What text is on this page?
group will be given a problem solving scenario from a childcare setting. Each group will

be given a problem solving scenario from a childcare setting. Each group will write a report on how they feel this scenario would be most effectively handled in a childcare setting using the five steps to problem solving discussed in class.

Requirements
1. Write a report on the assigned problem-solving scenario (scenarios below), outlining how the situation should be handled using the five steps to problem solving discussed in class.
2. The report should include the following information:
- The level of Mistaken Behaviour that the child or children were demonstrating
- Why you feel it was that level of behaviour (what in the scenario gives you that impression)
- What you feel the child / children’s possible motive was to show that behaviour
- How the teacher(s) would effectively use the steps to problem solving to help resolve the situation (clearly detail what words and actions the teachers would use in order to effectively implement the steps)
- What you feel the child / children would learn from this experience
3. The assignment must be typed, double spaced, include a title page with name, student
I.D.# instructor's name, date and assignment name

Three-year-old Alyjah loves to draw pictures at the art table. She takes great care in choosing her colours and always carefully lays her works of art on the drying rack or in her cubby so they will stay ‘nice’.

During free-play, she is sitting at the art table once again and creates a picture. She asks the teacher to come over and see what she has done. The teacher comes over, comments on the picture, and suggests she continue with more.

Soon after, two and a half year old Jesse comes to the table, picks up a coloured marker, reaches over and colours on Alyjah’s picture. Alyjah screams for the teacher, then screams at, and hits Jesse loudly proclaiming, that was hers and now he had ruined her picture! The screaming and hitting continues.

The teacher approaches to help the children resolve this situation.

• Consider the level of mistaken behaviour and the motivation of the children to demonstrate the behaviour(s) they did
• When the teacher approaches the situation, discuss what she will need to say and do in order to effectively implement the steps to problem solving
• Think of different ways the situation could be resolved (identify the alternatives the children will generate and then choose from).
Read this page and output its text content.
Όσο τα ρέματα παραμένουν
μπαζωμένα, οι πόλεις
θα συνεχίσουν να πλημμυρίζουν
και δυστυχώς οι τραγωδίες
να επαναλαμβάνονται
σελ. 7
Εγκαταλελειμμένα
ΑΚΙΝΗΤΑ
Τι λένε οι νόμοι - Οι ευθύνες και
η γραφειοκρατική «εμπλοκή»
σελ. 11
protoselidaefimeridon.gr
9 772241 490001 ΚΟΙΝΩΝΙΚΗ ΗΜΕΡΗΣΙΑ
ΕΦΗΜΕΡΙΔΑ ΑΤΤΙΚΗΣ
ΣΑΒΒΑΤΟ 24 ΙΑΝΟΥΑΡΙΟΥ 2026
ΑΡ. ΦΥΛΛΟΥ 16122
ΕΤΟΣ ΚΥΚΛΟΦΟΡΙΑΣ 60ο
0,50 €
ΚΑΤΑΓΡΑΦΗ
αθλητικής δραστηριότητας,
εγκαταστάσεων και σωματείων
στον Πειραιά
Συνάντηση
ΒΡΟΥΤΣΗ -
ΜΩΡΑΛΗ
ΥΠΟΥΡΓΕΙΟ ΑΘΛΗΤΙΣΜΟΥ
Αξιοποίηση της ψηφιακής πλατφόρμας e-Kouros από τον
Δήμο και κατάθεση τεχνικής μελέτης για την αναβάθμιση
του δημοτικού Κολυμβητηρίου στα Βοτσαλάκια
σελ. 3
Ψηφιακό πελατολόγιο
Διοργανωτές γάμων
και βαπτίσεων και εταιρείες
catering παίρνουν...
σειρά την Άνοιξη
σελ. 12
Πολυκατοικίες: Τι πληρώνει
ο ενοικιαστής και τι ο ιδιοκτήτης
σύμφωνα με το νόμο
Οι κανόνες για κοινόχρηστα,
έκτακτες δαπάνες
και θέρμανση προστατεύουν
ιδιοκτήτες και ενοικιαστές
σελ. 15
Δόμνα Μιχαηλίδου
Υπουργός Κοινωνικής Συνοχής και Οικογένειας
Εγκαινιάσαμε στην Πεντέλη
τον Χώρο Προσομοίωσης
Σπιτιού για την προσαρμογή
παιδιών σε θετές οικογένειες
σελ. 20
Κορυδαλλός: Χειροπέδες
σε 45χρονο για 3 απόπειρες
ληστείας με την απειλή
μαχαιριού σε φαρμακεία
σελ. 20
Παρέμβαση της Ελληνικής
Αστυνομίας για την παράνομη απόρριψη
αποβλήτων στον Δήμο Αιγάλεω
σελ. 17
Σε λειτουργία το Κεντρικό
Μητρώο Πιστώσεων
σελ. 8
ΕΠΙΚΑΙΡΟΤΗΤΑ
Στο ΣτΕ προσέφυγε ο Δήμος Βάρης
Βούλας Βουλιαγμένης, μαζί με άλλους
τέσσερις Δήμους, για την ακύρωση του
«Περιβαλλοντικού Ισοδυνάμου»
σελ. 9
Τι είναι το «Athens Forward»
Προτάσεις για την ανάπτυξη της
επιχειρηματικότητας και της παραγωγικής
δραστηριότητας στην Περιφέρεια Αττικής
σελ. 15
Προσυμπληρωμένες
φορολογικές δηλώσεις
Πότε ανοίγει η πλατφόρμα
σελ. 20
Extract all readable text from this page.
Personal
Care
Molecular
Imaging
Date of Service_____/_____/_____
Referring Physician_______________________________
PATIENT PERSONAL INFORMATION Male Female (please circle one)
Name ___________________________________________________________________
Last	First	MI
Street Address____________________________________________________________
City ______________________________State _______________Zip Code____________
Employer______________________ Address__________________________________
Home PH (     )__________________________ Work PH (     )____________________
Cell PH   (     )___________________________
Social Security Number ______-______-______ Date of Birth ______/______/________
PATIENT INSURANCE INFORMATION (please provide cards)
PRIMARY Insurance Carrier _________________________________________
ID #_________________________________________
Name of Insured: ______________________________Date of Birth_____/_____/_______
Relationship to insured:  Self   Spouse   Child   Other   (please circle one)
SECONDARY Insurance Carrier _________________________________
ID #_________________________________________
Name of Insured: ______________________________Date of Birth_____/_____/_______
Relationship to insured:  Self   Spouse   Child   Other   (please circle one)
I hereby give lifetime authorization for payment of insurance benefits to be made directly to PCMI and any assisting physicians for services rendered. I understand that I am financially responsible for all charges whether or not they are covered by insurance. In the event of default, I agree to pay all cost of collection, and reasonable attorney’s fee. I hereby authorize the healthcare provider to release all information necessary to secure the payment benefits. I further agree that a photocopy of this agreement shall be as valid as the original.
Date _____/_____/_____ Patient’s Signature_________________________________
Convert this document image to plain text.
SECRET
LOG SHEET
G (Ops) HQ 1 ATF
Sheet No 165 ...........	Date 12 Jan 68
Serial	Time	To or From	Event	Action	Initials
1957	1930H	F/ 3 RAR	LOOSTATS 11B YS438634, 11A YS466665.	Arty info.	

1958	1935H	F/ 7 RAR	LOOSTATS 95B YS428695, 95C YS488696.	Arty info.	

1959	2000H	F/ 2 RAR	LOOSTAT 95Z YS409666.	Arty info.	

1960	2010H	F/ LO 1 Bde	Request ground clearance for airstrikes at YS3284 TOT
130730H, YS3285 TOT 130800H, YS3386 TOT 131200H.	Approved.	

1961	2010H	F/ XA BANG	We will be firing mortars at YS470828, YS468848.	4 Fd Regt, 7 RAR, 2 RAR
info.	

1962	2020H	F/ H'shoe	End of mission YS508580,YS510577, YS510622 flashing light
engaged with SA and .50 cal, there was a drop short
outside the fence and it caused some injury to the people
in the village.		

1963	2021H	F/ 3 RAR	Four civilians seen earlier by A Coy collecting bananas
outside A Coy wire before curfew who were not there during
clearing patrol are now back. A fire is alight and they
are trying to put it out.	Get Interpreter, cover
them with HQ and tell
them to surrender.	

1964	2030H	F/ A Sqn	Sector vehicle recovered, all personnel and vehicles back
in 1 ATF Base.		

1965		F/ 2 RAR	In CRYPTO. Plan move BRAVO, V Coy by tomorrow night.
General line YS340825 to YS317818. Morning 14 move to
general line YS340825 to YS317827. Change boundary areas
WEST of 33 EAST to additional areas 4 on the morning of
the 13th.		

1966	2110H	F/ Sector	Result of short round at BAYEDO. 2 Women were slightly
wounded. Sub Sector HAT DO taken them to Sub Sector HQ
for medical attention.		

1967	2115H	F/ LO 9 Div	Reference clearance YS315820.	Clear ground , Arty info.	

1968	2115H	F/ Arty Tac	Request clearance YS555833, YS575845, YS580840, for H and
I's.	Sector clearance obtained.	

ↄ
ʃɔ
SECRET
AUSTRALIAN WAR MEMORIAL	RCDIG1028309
◆ ◆ ◆ ◆ ◆
▸ **PROMPT**
Locate the lines above that hold the word "childcare". Show every one of them.

▸ **WRITTEN ANSWER**
group will be given a problem solving scenario from a childcare setting. Each group will
be given a problem solving scenario from a childcare setting. Each group will write a report on how they feel this scenario would be most effectively handled in a childcare setting using the five steps to problem solving discussed in class.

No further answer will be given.